Begin Supplied material

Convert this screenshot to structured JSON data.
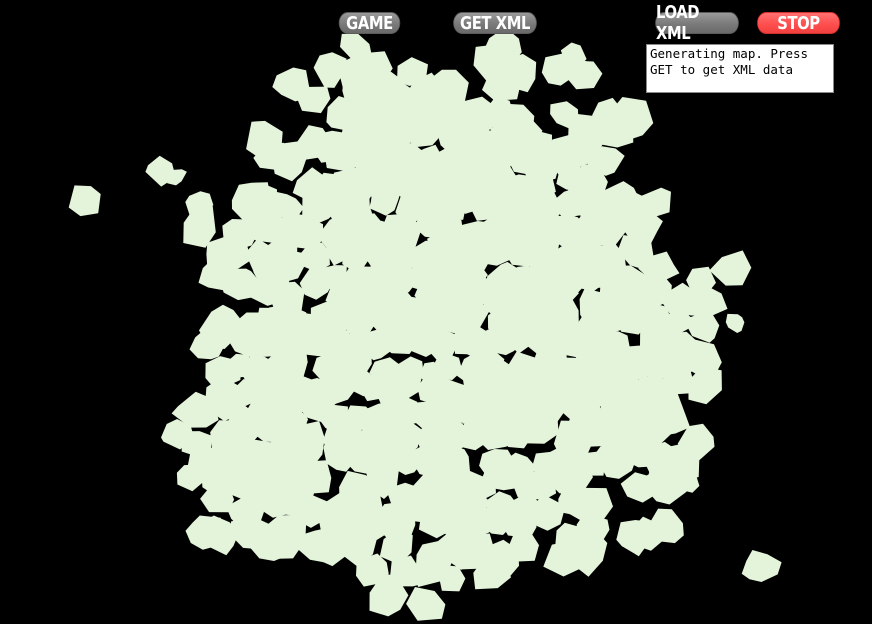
{
  "toolbar": {
    "game_label": "GAME",
    "get_xml_label": "GET XML",
    "load_xml_label": "LOAD XML",
    "stop_label": "STOP"
  },
  "status": {
    "message": "Generating map. Press GET to get XML data"
  },
  "colors": {
    "background": "#000000",
    "land": "#e3f4da",
    "button_gray": "#888888",
    "button_active": "#ff5555"
  }
}
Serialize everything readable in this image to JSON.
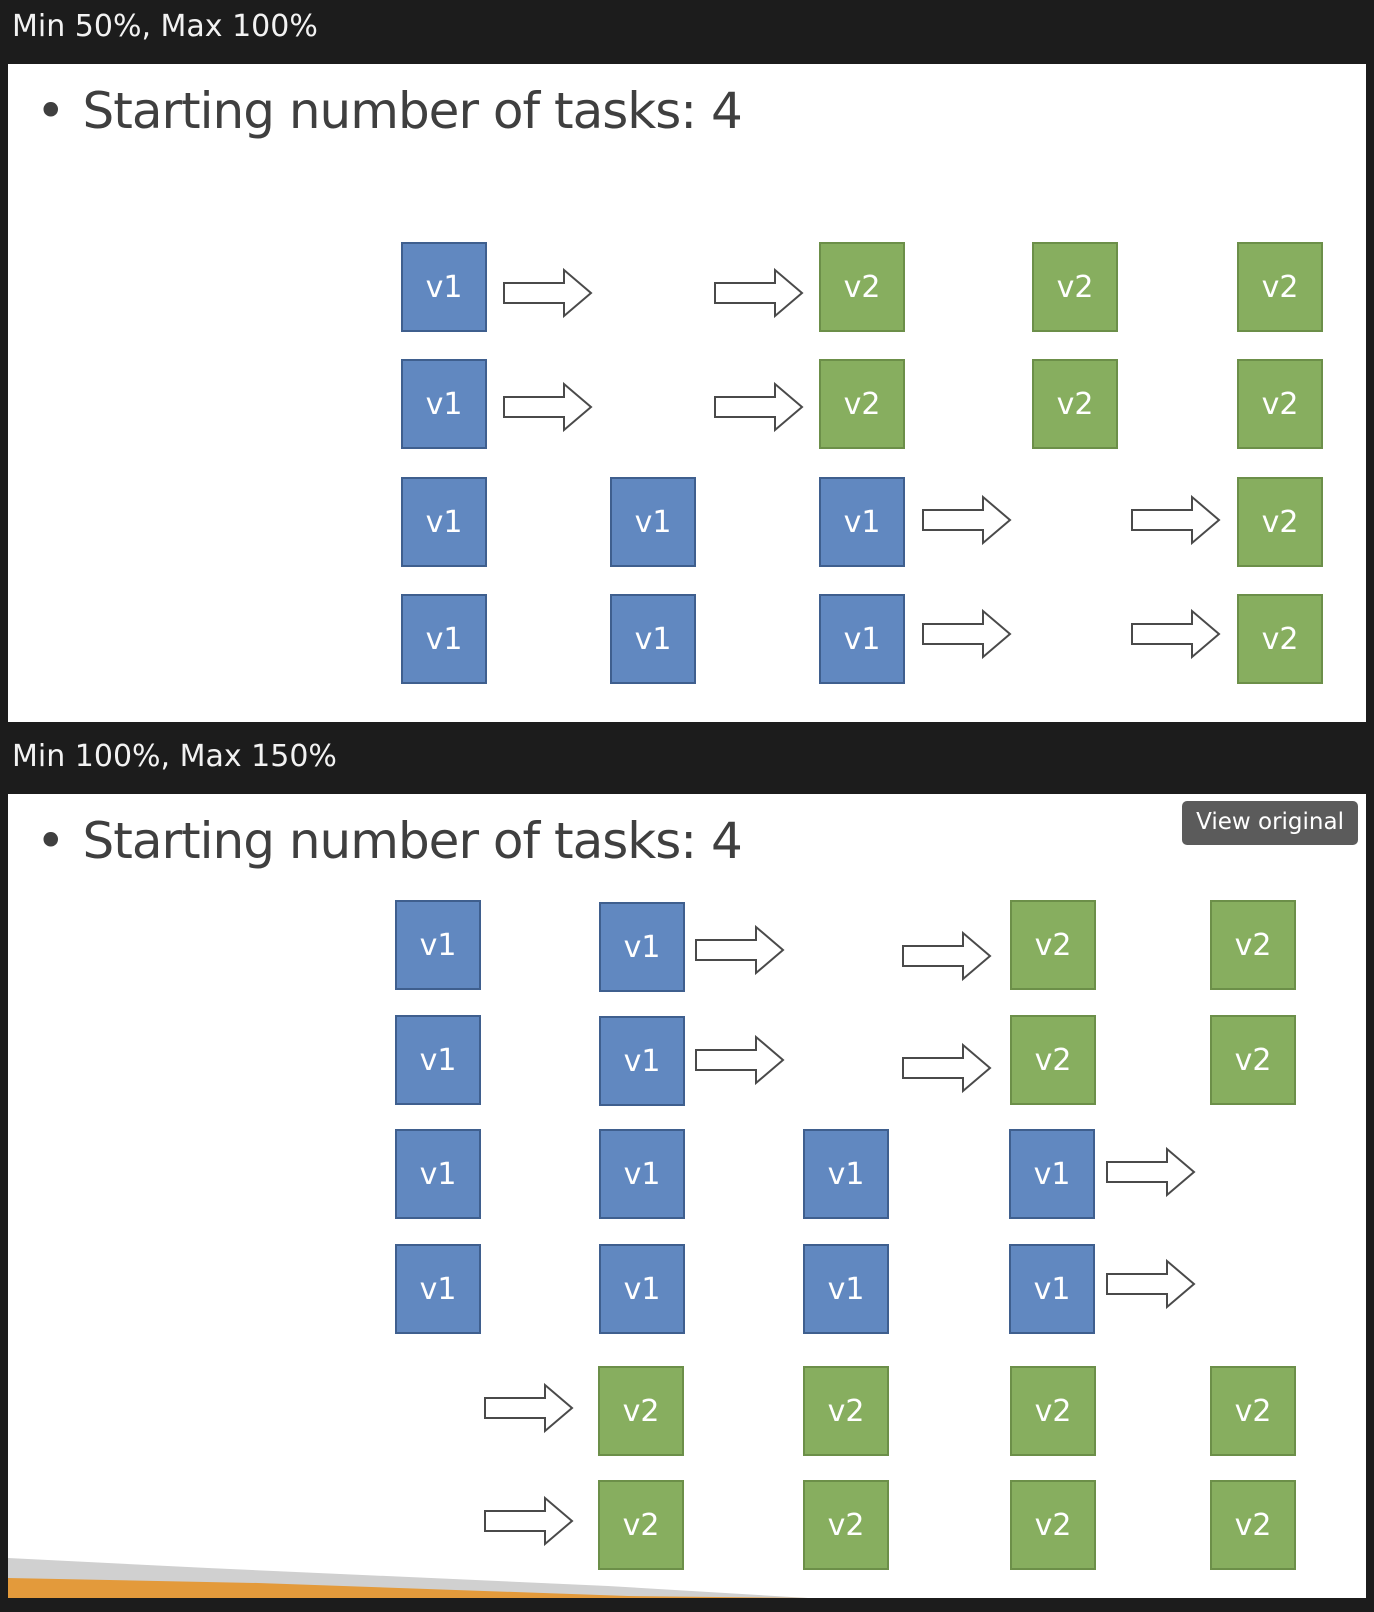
{
  "panels": [
    {
      "label": "Min 50%, Max 100%",
      "title": "Starting number of tasks: 4",
      "bullet": "•"
    },
    {
      "label": "Min 100%, Max 150%",
      "title": "Starting number of tasks: 4",
      "bullet": "•",
      "view_original": "View original"
    }
  ],
  "tasks": {
    "v1": "v1",
    "v2": "v2"
  },
  "colors": {
    "v1_fill": "#6188c0",
    "v2_fill": "#87ae5f",
    "background": "#1c1c1c"
  },
  "icons": {
    "arrow": "right-outline-arrow-icon"
  }
}
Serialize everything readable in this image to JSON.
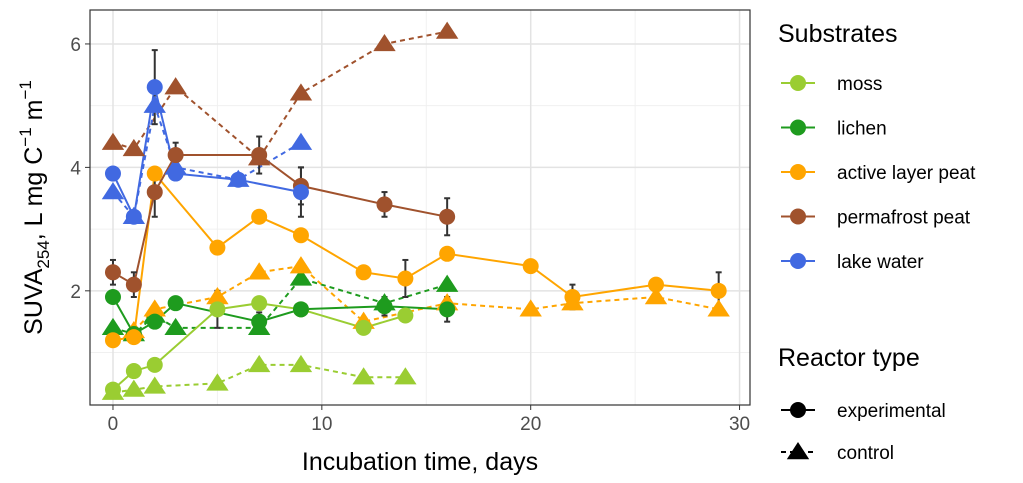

End Supplied material

**What the task requires:** Repeat verbatim all the material, but not the pictures.

**Finished answer:**
Convert this screenshot to structured JSON data.
{
  "toolbar": {
    "game_label": "GAME",
    "get_xml_label": "GET XML",
    "load_xml_label": "LOAD XML",
    "stop_label": "STOP"
  },
  "status": {
    "message": "Generating map. Press GET to get XML data"
  },
  "colors": {
    "background": "#000000",
    "land": "#e3f4da",
    "button_gray": "#888888",
    "button_active": "#ff5555"
  }
}
Serialize everything readable in this image to JSON.
{
  "panels": [
    {
      "label": "Min 50%, Max 100%",
      "title": "Starting number of tasks: 4",
      "bullet": "•"
    },
    {
      "label": "Min 100%, Max 150%",
      "title": "Starting number of tasks: 4",
      "bullet": "•",
      "view_original": "View original"
    }
  ],
  "tasks": {
    "v1": "v1",
    "v2": "v2"
  },
  "colors": {
    "v1_fill": "#6188c0",
    "v2_fill": "#87ae5f",
    "background": "#1c1c1c"
  },
  "icons": {
    "arrow": "right-outline-arrow-icon"
  }
}
Serialize everything readable in this image to JSON.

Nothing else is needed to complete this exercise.